>> begin

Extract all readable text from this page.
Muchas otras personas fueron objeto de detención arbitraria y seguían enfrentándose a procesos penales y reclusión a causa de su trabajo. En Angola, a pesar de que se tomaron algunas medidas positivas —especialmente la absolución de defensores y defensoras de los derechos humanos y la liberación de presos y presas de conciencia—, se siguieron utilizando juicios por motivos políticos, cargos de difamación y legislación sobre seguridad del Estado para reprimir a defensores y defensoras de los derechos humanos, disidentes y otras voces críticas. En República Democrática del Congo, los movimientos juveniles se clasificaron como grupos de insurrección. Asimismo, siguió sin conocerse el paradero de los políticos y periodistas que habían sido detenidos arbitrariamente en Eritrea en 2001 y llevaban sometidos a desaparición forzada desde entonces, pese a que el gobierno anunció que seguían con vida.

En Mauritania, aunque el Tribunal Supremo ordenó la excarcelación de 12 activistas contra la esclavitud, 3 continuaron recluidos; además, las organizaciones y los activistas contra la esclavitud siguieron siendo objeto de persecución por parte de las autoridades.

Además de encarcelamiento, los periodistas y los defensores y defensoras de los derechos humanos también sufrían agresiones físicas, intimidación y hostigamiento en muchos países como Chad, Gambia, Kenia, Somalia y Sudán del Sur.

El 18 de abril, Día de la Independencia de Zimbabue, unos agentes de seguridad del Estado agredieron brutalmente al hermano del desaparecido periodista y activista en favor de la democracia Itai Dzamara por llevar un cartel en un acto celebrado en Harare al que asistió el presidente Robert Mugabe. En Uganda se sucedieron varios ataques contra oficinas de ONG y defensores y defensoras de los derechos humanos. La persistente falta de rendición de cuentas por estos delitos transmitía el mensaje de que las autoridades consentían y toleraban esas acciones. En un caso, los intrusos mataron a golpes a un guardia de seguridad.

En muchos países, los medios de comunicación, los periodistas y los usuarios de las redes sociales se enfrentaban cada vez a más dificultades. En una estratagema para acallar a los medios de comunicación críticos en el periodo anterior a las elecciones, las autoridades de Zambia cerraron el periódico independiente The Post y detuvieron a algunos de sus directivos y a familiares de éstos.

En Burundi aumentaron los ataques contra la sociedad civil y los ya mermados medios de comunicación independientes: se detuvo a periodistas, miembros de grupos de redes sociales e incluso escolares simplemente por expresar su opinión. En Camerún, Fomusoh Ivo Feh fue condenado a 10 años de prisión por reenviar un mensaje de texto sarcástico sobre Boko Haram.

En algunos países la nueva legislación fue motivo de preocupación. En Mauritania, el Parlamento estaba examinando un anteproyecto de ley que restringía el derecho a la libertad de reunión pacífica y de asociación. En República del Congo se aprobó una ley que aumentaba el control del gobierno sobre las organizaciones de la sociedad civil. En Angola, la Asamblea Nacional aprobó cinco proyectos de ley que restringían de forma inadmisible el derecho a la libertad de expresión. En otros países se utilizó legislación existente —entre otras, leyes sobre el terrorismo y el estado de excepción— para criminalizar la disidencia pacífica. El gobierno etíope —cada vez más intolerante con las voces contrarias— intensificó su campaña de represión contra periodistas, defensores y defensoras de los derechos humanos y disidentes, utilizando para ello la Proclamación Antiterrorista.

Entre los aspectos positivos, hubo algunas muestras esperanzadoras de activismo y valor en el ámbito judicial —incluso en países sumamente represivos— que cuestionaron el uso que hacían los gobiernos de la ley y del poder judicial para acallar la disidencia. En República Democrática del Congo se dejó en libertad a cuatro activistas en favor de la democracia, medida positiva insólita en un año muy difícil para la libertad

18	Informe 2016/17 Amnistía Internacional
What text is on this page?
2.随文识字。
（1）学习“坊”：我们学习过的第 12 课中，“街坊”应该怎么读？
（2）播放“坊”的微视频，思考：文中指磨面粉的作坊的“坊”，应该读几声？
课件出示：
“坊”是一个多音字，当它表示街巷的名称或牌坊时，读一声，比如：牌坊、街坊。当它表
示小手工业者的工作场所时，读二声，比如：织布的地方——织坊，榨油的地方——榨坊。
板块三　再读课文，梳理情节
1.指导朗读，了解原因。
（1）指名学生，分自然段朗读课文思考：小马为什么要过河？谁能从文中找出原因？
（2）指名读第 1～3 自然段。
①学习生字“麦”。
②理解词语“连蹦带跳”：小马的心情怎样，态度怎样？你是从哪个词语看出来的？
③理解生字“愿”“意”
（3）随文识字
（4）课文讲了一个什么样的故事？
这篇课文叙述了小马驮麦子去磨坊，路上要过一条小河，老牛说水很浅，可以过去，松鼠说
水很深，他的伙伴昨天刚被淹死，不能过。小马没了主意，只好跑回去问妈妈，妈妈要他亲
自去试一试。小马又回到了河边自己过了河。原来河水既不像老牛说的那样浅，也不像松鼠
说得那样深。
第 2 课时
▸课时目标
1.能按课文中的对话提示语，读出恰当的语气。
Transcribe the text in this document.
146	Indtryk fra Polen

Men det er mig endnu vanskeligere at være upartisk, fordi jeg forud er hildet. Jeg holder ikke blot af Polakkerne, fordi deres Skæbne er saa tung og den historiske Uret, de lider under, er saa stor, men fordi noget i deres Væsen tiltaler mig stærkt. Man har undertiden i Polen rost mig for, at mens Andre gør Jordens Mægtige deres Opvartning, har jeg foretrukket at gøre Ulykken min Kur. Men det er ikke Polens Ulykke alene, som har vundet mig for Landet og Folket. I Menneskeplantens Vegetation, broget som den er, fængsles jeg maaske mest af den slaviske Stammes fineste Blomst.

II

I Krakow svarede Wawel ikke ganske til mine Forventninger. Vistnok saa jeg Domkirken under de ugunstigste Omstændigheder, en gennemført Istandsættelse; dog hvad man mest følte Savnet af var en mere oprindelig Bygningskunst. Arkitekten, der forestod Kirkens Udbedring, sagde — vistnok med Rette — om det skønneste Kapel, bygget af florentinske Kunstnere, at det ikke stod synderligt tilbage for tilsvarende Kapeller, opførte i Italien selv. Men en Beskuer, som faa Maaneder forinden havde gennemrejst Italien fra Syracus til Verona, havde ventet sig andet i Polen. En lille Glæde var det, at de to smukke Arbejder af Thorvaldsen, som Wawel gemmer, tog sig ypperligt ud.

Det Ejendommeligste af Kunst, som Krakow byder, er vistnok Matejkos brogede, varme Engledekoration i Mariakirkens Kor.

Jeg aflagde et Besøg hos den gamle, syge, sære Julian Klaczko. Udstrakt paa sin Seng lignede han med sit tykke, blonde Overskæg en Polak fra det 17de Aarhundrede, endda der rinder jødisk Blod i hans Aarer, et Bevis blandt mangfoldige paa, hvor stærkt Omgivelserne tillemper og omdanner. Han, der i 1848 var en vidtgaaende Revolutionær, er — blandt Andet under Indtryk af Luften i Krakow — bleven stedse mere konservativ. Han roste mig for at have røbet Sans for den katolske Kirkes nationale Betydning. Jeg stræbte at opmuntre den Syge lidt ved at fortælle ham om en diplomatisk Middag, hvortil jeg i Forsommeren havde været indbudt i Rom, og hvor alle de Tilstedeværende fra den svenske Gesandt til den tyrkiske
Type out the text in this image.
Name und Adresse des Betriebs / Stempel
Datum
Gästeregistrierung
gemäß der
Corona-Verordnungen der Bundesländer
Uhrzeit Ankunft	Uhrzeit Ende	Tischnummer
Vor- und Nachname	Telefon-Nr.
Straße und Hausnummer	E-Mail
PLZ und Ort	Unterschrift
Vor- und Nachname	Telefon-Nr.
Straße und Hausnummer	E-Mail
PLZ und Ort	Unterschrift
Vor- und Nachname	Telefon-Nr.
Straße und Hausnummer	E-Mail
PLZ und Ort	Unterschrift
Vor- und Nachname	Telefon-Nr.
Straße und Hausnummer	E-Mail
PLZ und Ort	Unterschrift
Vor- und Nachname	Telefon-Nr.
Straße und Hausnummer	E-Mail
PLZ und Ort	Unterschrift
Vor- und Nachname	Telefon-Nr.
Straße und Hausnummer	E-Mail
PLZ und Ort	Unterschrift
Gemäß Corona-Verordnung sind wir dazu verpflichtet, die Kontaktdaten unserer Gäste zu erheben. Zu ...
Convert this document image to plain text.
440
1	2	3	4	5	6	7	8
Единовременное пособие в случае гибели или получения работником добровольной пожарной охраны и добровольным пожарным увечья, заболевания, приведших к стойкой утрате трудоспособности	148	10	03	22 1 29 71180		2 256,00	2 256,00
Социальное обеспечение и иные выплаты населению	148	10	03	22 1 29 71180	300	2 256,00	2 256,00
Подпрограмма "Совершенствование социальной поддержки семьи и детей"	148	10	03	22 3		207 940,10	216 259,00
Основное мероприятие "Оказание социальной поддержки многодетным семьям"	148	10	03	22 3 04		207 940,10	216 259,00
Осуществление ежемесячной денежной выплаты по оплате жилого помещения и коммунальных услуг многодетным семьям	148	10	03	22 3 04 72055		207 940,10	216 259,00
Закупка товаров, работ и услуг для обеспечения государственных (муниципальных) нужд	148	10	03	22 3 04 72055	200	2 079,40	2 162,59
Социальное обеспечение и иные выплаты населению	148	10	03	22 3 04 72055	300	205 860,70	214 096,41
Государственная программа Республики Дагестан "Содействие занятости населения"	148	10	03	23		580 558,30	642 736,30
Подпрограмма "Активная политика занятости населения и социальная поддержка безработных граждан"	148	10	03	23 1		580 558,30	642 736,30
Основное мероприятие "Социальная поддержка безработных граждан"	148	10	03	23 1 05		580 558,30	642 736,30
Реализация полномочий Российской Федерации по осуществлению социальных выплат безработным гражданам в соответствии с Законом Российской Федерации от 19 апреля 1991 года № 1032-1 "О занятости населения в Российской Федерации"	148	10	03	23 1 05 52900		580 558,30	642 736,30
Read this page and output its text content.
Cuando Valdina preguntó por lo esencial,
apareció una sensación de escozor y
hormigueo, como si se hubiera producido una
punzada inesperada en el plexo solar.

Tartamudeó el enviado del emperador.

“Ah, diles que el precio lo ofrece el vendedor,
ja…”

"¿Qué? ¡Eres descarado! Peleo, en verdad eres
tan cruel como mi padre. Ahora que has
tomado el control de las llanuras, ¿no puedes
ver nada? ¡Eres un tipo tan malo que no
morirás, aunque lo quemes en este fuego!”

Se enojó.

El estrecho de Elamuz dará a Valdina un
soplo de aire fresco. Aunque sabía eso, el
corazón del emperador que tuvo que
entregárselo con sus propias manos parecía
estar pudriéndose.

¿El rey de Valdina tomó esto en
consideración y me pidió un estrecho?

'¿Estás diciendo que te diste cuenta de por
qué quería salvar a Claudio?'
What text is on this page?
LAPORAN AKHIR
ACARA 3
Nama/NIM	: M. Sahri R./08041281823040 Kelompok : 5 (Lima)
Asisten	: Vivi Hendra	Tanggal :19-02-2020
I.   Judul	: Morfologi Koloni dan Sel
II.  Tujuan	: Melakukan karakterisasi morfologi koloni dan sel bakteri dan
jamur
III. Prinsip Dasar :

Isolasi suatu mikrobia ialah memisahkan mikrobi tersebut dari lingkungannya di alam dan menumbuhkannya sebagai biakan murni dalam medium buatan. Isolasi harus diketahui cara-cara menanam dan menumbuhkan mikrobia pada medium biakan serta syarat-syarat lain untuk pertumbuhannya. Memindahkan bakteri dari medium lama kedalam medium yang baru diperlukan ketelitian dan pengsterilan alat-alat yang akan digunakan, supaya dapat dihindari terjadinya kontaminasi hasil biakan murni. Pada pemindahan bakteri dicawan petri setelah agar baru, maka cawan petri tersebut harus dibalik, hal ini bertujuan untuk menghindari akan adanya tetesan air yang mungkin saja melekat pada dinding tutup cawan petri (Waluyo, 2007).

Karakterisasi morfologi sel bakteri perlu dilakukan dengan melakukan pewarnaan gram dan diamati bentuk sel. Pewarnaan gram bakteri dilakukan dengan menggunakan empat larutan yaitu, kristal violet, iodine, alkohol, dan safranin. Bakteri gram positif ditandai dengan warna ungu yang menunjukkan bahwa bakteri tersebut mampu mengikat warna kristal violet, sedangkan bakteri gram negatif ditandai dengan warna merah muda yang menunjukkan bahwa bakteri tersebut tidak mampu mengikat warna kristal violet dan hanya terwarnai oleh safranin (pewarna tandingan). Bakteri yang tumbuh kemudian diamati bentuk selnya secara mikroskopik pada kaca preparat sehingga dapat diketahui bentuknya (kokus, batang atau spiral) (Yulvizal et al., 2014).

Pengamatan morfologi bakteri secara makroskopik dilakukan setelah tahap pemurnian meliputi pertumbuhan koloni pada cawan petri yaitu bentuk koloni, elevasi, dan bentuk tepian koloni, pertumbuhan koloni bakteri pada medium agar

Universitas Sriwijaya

>> end

What you are asked to do —
Copy all lines from the data that hold the word "выплаты".

Final result —
Социальное обеспечение и иные выплаты населению	148	10	03	22 1 29 71180	300	2 256,00	2 256,00
Осуществление ежемесячной денежной выплаты по оплате жилого помещения и коммунальных услуг многодетным семьям	148	10	03	22 3 04 72055		207 940,10	216 259,00
Социальное обеспечение и иные выплаты населению	148	10	03	22 3 04 72055	300	205 860,70	214 096,41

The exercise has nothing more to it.